[Problem to work on]: Gather each line in the entries that includes the string "desperation".

[Data supplied]:
=-=-=
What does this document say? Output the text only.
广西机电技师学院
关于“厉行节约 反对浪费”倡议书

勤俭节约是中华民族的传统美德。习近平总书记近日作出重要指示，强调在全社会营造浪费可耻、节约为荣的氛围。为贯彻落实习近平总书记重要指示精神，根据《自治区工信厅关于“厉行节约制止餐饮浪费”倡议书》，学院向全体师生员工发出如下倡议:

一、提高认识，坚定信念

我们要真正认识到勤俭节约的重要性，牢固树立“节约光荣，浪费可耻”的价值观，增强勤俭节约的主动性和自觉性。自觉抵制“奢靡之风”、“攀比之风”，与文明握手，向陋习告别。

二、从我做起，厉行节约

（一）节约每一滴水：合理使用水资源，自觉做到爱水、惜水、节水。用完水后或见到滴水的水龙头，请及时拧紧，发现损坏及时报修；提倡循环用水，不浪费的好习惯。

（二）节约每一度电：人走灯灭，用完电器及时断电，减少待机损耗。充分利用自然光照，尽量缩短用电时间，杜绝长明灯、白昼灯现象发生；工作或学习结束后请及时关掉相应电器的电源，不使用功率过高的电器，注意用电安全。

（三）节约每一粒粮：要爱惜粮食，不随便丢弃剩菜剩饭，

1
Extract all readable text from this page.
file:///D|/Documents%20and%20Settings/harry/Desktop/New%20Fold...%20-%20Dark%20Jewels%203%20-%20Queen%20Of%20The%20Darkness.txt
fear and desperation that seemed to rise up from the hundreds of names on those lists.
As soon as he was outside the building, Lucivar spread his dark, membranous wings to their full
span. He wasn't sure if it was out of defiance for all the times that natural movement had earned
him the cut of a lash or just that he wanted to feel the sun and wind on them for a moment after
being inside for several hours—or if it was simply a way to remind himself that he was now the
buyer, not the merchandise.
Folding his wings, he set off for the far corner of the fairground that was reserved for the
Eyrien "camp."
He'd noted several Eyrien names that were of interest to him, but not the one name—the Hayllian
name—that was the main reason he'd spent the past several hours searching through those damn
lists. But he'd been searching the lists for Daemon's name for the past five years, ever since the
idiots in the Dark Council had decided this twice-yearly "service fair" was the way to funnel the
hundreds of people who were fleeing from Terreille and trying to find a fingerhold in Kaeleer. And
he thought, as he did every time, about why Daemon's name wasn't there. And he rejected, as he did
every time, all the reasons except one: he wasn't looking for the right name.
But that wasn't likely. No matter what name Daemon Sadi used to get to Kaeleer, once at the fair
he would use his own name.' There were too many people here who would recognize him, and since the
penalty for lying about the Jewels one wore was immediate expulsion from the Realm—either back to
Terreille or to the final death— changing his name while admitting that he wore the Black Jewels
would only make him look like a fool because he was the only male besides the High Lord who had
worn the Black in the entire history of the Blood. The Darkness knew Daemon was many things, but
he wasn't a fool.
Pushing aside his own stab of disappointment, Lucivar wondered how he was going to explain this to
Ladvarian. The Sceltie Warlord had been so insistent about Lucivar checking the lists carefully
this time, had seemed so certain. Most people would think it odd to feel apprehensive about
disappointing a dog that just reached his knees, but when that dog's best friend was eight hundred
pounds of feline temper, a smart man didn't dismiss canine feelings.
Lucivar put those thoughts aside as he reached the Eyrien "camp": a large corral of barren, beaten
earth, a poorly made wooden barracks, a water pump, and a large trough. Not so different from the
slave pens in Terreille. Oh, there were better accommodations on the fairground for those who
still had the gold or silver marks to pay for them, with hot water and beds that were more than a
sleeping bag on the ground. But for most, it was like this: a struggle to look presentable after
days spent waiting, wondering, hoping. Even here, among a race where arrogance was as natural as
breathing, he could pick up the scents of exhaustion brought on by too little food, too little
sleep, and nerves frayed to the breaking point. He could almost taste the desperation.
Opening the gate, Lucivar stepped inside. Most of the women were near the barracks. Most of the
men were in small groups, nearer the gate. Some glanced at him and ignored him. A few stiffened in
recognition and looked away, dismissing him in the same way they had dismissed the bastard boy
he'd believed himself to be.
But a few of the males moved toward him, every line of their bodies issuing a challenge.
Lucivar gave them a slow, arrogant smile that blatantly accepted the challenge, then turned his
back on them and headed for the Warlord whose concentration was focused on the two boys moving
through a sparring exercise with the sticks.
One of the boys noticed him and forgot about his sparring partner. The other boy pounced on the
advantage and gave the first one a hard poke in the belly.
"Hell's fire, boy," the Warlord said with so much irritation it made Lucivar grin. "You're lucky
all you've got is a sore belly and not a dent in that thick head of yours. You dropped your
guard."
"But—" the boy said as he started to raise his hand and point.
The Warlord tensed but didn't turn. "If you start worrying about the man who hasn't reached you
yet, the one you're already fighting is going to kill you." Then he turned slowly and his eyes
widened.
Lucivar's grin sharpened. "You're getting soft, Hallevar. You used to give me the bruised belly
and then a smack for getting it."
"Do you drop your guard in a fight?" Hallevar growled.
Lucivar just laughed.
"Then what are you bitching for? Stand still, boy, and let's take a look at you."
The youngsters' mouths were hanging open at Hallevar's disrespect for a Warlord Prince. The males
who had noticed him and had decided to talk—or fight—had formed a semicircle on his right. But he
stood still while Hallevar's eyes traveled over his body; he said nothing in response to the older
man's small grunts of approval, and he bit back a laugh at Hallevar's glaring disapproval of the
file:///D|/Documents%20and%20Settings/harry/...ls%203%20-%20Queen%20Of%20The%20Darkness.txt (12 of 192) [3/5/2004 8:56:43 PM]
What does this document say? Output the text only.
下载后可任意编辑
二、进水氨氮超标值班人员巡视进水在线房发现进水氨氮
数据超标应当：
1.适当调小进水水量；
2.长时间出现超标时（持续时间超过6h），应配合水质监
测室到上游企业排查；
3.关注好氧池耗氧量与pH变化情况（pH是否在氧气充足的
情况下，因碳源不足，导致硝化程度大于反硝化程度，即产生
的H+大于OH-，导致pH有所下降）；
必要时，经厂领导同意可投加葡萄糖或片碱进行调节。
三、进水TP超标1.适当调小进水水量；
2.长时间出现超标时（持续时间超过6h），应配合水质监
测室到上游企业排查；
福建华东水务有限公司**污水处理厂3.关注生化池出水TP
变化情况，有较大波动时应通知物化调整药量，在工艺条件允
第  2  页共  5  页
=-=-=
[Result of the exercise]:
fear and desperation that seemed to rise up from the hundreds of names on those lists.
sleep, and nerves frayed to the breaking point. He could almost taste the desperation.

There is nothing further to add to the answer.